* _DIRECTIONS_
Check each line of the listing below for the string "petits", and copy the ones that have it.

* _TASK INPUTS_
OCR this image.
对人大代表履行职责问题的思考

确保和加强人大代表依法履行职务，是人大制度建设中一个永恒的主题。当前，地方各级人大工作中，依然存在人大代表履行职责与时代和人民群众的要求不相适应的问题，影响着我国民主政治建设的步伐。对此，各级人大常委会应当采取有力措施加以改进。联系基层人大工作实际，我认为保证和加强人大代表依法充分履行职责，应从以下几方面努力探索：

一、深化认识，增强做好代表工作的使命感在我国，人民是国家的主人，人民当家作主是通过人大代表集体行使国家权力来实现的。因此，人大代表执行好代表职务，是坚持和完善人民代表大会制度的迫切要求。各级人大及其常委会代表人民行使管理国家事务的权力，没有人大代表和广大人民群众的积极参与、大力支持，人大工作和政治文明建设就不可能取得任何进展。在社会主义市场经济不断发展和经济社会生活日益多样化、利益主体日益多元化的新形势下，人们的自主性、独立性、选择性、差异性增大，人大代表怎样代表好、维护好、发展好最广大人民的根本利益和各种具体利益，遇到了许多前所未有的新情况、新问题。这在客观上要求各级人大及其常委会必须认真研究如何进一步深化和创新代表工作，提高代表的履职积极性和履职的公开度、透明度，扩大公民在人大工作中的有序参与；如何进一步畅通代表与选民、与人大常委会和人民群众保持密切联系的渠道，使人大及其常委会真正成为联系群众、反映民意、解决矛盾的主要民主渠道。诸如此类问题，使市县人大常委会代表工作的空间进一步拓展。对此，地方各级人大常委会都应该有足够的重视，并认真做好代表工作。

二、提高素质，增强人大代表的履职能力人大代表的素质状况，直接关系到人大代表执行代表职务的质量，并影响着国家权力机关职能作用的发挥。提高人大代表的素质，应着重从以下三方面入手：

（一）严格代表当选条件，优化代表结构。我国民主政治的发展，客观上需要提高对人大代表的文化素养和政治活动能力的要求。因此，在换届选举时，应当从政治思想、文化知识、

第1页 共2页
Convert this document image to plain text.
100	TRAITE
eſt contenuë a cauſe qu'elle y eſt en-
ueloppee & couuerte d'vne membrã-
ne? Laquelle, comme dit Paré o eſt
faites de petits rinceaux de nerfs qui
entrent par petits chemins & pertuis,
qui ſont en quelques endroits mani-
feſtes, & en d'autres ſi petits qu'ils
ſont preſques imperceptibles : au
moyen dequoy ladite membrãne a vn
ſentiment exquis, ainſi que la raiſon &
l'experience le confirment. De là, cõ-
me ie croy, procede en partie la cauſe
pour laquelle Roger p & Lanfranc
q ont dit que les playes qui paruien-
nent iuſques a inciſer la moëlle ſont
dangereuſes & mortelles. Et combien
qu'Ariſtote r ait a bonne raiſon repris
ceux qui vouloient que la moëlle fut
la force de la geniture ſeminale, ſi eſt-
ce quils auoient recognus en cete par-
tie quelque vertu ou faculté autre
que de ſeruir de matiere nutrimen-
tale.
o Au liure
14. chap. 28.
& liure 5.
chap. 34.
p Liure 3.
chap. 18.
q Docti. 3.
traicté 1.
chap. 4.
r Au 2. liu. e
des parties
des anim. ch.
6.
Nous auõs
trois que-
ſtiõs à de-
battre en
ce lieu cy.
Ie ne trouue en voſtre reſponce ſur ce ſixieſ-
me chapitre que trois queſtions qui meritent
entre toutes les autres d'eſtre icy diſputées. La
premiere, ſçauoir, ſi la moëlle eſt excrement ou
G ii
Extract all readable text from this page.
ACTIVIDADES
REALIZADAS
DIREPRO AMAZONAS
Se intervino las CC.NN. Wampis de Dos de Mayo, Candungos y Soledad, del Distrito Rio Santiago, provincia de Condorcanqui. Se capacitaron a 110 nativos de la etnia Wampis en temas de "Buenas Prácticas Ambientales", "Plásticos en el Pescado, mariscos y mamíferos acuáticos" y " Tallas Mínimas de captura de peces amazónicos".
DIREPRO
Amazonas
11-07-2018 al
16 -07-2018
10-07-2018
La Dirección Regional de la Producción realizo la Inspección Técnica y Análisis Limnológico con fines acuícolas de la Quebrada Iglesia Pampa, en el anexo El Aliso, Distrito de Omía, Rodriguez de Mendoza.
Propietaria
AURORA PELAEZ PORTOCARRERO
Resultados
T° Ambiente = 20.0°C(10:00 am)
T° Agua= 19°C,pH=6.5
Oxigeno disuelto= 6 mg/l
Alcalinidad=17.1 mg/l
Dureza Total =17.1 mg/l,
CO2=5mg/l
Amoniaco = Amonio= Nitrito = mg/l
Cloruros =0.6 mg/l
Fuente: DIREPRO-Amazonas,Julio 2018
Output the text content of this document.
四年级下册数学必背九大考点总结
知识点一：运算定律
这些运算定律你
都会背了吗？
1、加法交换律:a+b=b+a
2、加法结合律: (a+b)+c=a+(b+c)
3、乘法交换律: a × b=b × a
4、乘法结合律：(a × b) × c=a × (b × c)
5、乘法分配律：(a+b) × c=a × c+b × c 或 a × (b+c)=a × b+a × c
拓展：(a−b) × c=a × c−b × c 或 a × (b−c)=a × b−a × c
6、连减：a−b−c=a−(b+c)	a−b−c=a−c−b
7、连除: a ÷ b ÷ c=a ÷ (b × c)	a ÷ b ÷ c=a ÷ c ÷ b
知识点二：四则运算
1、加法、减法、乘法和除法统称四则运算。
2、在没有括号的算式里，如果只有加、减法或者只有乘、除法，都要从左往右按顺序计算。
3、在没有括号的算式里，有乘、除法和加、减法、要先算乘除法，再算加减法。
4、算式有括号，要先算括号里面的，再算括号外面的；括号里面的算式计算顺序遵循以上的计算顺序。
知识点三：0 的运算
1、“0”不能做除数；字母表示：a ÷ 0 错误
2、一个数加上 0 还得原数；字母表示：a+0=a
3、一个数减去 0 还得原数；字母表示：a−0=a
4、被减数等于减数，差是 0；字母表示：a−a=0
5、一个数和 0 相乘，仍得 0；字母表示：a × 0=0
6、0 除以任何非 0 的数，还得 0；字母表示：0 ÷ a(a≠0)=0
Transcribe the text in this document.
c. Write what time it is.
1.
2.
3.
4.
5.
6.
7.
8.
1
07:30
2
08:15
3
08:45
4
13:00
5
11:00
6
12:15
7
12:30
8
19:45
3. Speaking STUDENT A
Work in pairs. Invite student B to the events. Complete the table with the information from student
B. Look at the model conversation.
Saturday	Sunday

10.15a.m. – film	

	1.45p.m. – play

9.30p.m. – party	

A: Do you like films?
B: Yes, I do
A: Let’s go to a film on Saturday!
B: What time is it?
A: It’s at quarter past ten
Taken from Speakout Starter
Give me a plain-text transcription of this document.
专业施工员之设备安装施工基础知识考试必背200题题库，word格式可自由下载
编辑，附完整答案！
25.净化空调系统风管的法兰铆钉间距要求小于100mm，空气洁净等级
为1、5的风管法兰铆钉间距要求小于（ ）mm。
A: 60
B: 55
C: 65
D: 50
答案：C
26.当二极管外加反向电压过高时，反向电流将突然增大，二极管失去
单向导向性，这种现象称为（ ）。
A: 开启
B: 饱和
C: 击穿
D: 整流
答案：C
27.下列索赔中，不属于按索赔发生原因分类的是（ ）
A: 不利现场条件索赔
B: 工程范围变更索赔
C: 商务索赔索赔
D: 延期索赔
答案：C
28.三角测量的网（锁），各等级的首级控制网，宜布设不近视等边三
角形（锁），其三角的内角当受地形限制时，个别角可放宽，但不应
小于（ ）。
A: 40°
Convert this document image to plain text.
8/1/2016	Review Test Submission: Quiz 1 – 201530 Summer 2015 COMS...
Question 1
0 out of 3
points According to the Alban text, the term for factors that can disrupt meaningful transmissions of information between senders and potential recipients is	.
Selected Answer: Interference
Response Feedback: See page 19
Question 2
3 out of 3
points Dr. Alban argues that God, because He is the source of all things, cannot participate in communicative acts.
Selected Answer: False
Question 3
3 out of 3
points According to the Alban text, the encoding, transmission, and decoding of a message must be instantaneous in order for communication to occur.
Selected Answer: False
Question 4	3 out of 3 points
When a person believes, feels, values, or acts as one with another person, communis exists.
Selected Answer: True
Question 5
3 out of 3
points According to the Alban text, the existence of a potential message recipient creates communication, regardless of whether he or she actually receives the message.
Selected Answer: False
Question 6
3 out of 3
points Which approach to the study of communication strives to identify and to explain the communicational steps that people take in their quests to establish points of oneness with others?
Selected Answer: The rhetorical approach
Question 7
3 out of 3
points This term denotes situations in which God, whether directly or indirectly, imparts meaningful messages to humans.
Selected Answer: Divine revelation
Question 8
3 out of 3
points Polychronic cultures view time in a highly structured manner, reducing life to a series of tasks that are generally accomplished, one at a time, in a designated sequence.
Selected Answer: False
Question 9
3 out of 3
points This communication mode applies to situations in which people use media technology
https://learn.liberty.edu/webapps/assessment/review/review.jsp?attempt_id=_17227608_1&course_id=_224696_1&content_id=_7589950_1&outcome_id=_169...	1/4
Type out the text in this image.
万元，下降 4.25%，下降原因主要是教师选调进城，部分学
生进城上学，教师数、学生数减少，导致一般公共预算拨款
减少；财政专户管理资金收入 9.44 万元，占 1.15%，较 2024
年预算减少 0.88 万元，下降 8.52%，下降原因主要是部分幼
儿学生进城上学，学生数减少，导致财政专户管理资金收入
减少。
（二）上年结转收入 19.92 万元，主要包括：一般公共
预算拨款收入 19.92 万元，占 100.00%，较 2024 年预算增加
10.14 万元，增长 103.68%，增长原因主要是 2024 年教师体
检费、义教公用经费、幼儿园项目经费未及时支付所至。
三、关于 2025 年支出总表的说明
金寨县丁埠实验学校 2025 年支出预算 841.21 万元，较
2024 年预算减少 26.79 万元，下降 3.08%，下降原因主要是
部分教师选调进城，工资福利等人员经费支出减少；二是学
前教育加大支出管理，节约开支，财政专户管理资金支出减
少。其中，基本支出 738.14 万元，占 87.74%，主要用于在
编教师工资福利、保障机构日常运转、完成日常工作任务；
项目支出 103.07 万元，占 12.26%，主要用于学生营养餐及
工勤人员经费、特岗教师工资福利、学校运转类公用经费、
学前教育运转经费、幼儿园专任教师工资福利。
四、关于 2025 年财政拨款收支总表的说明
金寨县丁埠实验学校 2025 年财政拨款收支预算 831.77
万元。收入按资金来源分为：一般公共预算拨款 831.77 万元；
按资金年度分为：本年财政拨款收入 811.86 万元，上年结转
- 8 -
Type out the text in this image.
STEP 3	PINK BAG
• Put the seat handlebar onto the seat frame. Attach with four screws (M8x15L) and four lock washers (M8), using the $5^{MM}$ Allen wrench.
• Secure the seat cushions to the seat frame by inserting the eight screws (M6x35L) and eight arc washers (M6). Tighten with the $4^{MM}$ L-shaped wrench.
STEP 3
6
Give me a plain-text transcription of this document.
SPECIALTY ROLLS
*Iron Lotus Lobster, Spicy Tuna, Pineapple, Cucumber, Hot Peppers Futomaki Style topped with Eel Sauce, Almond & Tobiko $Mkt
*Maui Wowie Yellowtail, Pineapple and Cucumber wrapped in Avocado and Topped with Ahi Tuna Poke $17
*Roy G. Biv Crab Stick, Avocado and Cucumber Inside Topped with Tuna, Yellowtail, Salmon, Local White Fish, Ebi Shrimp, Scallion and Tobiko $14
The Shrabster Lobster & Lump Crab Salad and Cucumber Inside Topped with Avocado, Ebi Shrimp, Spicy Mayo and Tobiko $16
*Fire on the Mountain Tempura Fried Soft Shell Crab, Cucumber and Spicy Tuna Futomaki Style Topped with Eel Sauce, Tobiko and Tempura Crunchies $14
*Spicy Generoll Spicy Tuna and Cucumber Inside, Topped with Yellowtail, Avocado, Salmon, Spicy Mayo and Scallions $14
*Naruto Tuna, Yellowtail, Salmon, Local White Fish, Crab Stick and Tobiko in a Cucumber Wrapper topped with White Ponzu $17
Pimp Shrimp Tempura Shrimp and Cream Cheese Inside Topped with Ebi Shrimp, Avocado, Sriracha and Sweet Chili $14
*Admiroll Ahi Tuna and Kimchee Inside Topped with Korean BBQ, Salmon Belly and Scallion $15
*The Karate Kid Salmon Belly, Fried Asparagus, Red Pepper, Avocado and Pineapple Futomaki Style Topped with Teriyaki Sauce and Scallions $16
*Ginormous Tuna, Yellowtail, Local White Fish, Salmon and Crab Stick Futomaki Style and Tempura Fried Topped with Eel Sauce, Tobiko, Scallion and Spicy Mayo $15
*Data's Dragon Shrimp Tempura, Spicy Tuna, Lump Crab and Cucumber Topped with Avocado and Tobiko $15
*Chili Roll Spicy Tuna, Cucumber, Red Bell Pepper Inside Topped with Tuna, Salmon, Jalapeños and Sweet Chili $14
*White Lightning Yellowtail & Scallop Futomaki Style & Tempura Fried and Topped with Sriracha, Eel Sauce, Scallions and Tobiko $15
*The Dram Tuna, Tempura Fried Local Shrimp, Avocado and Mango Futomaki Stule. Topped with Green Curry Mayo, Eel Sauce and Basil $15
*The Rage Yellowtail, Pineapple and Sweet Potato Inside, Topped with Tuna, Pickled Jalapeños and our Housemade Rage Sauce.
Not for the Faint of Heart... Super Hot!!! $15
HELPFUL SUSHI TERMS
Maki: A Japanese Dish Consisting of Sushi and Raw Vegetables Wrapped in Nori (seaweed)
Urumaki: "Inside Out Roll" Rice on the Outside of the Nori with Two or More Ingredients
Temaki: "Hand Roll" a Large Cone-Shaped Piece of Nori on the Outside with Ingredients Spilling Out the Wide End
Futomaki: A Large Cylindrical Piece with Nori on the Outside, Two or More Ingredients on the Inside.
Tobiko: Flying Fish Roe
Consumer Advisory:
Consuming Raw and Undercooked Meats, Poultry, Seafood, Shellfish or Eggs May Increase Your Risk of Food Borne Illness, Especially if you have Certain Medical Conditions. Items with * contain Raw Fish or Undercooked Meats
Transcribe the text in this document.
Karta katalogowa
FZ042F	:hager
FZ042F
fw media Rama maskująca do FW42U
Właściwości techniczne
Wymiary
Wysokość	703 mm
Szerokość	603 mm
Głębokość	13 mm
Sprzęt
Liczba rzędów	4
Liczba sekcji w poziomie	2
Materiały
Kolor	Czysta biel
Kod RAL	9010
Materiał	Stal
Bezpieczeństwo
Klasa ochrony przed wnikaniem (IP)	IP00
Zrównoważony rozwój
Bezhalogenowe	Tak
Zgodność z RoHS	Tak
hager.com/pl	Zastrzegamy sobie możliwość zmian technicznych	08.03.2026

* _RESULT OF THIS TASK_
faites de petits rinceaux de nerfs qui
entrent par petits chemins & pertuis,
feſtes, & en d'autres ſi petits qu'ils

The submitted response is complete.